▸ Task
Can you copy out, character for character, every line of the data from the one containing "brush-icon (120, 256, 129, 265)" down to the one containing "preview-list-lines (289, 127, 303, 169)", with both of those lines included?

* start Information provided *

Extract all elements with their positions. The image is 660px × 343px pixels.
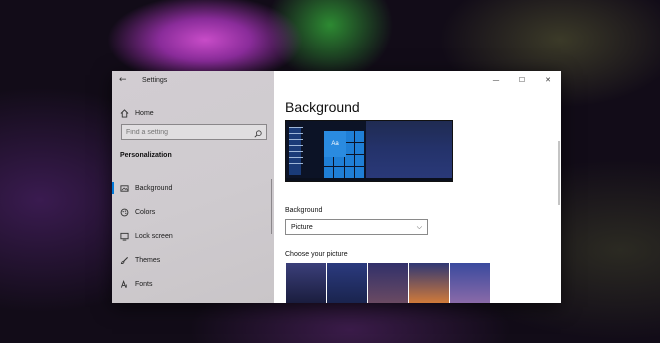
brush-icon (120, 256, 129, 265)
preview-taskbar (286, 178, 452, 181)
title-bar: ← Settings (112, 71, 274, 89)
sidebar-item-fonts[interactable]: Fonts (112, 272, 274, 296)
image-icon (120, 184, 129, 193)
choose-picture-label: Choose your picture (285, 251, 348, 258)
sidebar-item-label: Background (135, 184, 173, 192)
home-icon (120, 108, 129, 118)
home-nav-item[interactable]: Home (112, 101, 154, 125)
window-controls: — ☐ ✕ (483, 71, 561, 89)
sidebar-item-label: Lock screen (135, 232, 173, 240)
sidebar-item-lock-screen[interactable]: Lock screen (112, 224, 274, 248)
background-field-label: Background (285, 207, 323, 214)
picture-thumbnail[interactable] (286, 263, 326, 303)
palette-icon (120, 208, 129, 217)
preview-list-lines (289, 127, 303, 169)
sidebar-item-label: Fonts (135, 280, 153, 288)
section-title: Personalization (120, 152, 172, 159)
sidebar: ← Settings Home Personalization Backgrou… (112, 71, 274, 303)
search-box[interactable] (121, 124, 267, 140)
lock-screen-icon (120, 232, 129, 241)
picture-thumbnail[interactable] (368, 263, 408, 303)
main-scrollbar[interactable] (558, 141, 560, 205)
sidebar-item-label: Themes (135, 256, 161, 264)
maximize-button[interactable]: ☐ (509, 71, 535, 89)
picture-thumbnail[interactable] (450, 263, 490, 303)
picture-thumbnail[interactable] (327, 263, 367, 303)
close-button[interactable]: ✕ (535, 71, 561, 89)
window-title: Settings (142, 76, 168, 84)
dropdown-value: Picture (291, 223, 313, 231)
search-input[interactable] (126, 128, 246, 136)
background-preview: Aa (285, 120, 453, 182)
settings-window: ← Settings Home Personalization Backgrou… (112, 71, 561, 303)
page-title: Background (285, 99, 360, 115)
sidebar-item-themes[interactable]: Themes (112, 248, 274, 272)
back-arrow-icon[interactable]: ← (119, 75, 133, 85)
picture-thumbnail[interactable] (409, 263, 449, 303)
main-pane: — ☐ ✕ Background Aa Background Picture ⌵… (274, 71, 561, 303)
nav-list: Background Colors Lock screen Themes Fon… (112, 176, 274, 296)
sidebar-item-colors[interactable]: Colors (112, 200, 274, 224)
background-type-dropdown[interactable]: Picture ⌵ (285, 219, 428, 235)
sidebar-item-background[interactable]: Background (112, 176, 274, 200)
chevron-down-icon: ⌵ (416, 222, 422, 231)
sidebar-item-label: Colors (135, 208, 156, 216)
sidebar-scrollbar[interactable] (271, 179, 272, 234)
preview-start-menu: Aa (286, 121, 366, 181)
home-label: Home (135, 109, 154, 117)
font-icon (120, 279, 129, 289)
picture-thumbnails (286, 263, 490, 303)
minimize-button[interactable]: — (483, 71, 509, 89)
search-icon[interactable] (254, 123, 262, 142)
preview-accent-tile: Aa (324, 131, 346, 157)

* end Information provided *

▸ Worked answer
brush-icon (120, 256, 129, 265)
preview-taskbar (286, 178, 452, 181)
title-bar: ← Settings (112, 71, 274, 89)
sidebar-item-fonts[interactable]: Fonts (112, 272, 274, 296)
image-icon (120, 184, 129, 193)
choose-picture-label: Choose your picture (285, 251, 348, 258)
sidebar-item-label: Background (135, 184, 173, 192)
home-icon (120, 108, 129, 118)
home-nav-item[interactable]: Home (112, 101, 154, 125)
window-controls: — ☐ ✕ (483, 71, 561, 89)
sidebar-item-label: Lock screen (135, 232, 173, 240)
sidebar-item-lock-screen[interactable]: Lock screen (112, 224, 274, 248)
background-field-label: Background (285, 207, 323, 214)
picture-thumbnail[interactable] (286, 263, 326, 303)
palette-icon (120, 208, 129, 217)
preview-list-lines (289, 127, 303, 169)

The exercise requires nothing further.